EXERCISE OBJECTIVE: All the data should come back exactly as it was given.
..............................
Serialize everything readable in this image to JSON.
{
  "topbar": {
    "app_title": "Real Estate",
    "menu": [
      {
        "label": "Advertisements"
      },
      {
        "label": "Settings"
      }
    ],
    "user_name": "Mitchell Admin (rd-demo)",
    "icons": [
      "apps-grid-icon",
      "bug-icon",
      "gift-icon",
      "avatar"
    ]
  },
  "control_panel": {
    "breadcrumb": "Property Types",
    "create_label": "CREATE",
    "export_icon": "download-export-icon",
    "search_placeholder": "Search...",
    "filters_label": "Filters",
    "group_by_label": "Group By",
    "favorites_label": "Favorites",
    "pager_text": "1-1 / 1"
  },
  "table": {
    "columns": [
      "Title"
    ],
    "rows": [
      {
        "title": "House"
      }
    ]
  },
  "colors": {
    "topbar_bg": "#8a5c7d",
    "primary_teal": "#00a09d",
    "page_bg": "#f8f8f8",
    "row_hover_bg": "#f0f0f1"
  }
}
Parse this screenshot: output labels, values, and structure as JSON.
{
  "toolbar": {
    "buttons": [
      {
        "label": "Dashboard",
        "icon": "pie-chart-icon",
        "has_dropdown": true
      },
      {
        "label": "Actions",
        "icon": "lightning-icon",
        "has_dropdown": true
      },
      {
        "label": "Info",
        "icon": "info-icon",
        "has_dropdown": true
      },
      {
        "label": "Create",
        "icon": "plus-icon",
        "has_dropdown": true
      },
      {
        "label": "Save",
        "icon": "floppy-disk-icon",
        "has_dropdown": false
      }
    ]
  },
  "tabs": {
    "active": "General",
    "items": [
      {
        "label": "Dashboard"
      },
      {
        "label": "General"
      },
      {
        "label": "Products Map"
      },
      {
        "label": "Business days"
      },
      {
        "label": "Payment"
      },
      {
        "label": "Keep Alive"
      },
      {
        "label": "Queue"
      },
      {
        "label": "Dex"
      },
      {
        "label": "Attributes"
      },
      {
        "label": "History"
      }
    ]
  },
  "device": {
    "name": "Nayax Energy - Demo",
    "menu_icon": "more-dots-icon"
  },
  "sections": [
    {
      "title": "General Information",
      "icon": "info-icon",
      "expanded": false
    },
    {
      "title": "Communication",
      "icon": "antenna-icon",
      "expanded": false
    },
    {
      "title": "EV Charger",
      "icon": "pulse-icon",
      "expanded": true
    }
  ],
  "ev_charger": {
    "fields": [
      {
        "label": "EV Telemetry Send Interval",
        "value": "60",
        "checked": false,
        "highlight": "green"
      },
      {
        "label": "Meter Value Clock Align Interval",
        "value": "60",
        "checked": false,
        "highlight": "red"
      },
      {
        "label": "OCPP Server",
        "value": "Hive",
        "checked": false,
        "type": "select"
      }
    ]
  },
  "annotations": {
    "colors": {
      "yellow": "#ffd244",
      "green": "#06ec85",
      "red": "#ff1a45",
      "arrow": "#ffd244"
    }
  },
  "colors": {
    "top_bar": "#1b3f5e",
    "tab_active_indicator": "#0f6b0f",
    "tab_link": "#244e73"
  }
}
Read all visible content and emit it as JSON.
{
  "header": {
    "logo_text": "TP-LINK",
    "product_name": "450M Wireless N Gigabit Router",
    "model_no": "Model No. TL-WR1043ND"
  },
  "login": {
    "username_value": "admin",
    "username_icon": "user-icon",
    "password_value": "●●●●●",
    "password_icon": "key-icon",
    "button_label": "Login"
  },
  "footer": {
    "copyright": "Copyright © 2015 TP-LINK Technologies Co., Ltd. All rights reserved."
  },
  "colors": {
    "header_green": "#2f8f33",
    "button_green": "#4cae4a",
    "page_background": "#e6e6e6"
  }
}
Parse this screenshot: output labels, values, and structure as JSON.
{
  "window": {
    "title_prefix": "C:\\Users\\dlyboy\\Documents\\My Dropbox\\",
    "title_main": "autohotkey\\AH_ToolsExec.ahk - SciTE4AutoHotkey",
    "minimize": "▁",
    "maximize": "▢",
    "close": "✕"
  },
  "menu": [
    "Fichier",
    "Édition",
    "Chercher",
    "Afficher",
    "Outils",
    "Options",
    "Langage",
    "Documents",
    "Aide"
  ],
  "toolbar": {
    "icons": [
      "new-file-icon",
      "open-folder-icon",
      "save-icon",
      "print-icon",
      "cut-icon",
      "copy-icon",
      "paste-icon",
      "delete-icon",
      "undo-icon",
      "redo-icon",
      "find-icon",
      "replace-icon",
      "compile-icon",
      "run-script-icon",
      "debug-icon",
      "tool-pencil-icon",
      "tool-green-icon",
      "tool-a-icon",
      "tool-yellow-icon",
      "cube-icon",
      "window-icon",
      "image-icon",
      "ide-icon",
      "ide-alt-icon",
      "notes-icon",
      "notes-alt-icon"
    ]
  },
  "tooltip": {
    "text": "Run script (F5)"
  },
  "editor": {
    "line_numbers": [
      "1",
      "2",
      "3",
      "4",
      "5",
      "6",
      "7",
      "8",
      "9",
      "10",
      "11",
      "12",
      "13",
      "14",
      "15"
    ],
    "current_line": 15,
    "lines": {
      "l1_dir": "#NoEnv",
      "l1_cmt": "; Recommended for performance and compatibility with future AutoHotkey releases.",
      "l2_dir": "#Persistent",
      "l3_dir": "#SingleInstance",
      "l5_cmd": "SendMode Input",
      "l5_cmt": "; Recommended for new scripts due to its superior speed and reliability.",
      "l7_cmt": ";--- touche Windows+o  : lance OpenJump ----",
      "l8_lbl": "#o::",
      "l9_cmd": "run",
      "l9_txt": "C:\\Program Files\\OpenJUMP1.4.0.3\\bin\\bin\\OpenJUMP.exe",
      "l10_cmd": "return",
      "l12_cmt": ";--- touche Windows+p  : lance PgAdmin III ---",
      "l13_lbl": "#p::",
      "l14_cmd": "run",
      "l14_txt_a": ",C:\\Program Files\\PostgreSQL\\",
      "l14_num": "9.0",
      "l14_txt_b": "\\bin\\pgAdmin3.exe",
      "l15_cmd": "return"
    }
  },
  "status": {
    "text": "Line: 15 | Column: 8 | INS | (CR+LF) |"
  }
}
..............................
CORRECT RESULT:
Serialize everything readable in this image to JSON.
{
  "topbar": {
    "app_title": "Real Estate",
    "menu": [
      {
        "label": "Advertisements"
      },
      {
        "label": "Settings"
      }
    ],
    "user_name": "Mitchell Admin (rd-demo)",
    "icons": [
      "apps-grid-icon",
      "bug-icon",
      "gift-icon",
      "avatar"
    ]
  },
  "control_panel": {
    "breadcrumb": "Property Types",
    "create_label": "CREATE",
    "export_icon": "download-export-icon",
    "search_placeholder": "Search...",
    "filters_label": "Filters",
    "group_by_label": "Group By",
    "favorites_label": "Favorites",
    "pager_text": "1-1 / 1"
  },
  "table": {
    "columns": [
      "Title"
    ],
    "rows": [
      {
        "title": "House"
      }
    ]
  },
  "colors": {
    "topbar_bg": "#8a5c7d",
    "primary_teal": "#00a09d",
    "page_bg": "#f8f8f8",
    "row_hover_bg": "#f0f0f1"
  }
}
Parse this screenshot: output labels, values, and structure as JSON.
{
  "toolbar": {
    "buttons": [
      {
        "label": "Dashboard",
        "icon": "pie-chart-icon",
        "has_dropdown": true
      },
      {
        "label": "Actions",
        "icon": "lightning-icon",
        "has_dropdown": true
      },
      {
        "label": "Info",
        "icon": "info-icon",
        "has_dropdown": true
      },
      {
        "label": "Create",
        "icon": "plus-icon",
        "has_dropdown": true
      },
      {
        "label": "Save",
        "icon": "floppy-disk-icon",
        "has_dropdown": false
      }
    ]
  },
  "tabs": {
    "active": "General",
    "items": [
      {
        "label": "Dashboard"
      },
      {
        "label": "General"
      },
      {
        "label": "Products Map"
      },
      {
        "label": "Business days"
      },
      {
        "label": "Payment"
      },
      {
        "label": "Keep Alive"
      },
      {
        "label": "Queue"
      },
      {
        "label": "Dex"
      },
      {
        "label": "Attributes"
      },
      {
        "label": "History"
      }
    ]
  },
  "device": {
    "name": "Nayax Energy - Demo",
    "menu_icon": "more-dots-icon"
  },
  "sections": [
    {
      "title": "General Information",
      "icon": "info-icon",
      "expanded": false
    },
    {
      "title": "Communication",
      "icon": "antenna-icon",
      "expanded": false
    },
    {
      "title": "EV Charger",
      "icon": "pulse-icon",
      "expanded": true
    }
  ],
  "ev_charger": {
    "fields": [
      {
        "label": "EV Telemetry Send Interval",
        "value": "60",
        "checked": false,
        "highlight": "green"
      },
      {
        "label": "Meter Value Clock Align Interval",
        "value": "60",
        "checked": false,
        "highlight": "red"
      },
      {
        "label": "OCPP Server",
        "value": "Hive",
        "checked": false,
        "type": "select"
      }
    ]
  },
  "annotations": {
    "colors": {
      "yellow": "#ffd244",
      "green": "#06ec85",
      "red": "#ff1a45",
      "arrow": "#ffd244"
    }
  },
  "colors": {
    "top_bar": "#1b3f5e",
    "tab_active_indicator": "#0f6b0f",
    "tab_link": "#244e73"
  }
}
Read all visible content and emit it as JSON.
{
  "header": {
    "logo_text": "TP-LINK",
    "product_name": "450M Wireless N Gigabit Router",
    "model_no": "Model No. TL-WR1043ND"
  },
  "login": {
    "username_value": "admin",
    "username_icon": "user-icon",
    "password_value": "●●●●●",
    "password_icon": "key-icon",
    "button_label": "Login"
  },
  "footer": {
    "copyright": "Copyright © 2015 TP-LINK Technologies Co., Ltd. All rights reserved."
  },
  "colors": {
    "header_green": "#2f8f33",
    "button_green": "#4cae4a",
    "page_background": "#e6e6e6"
  }
}
Parse this screenshot: output labels, values, and structure as JSON.
{
  "window": {
    "title_prefix": "C:\\Users\\dlyboy\\Documents\\My Dropbox\\",
    "title_main": "autohotkey\\AH_ToolsExec.ahk - SciTE4AutoHotkey",
    "minimize": "▁",
    "maximize": "▢",
    "close": "✕"
  },
  "menu": [
    "Fichier",
    "Édition",
    "Chercher",
    "Afficher",
    "Outils",
    "Options",
    "Langage",
    "Documents",
    "Aide"
  ],
  "toolbar": {
    "icons": [
      "new-file-icon",
      "open-folder-icon",
      "save-icon",
      "print-icon",
      "cut-icon",
      "copy-icon",
      "paste-icon",
      "delete-icon",
      "undo-icon",
      "redo-icon",
      "find-icon",
      "replace-icon",
      "compile-icon",
      "run-script-icon",
      "debug-icon",
      "tool-pencil-icon",
      "tool-green-icon",
      "tool-a-icon",
      "tool-yellow-icon",
      "cube-icon",
      "window-icon",
      "image-icon",
      "ide-icon",
      "ide-alt-icon",
      "notes-icon",
      "notes-alt-icon"
    ]
  },
  "tooltip": {
    "text": "Run script (F5)"
  },
  "editor": {
    "line_numbers": [
      "1",
      "2",
      "3",
      "4",
      "5",
      "6",
      "7",
      "8",
      "9",
      "10",
      "11",
      "12",
      "13",
      "14",
      "15"
    ],
    "current_line": 15,
    "lines": {
      "l1_dir": "#NoEnv",
      "l1_cmt": "; Recommended for performance and compatibility with future AutoHotkey releases.",
      "l2_dir": "#Persistent",
      "l3_dir": "#SingleInstance",
      "l5_cmd": "SendMode Input",
      "l5_cmt": "; Recommended for new scripts due to its superior speed and reliability.",
      "l7_cmt": ";--- touche Windows+o  : lance OpenJump ----",
      "l8_lbl": "#o::",
      "l9_cmd": "run",
      "l9_txt": "C:\\Program Files\\OpenJUMP1.4.0.3\\bin\\bin\\OpenJUMP.exe",
      "l10_cmd": "return",
      "l12_cmt": ";--- touche Windows+p  : lance PgAdmin III ---",
      "l13_lbl": "#p::",
      "l14_cmd": "run",
      "l14_txt_a": ",C:\\Program Files\\PostgreSQL\\",
      "l14_num": "9.0",
      "l14_txt_b": "\\bin\\pgAdmin3.exe",
      "l15_cmd": "return"
    }
  },
  "status": {
    "text": "Line: 15 | Column: 8 | INS | (CR+LF) |"
  }
}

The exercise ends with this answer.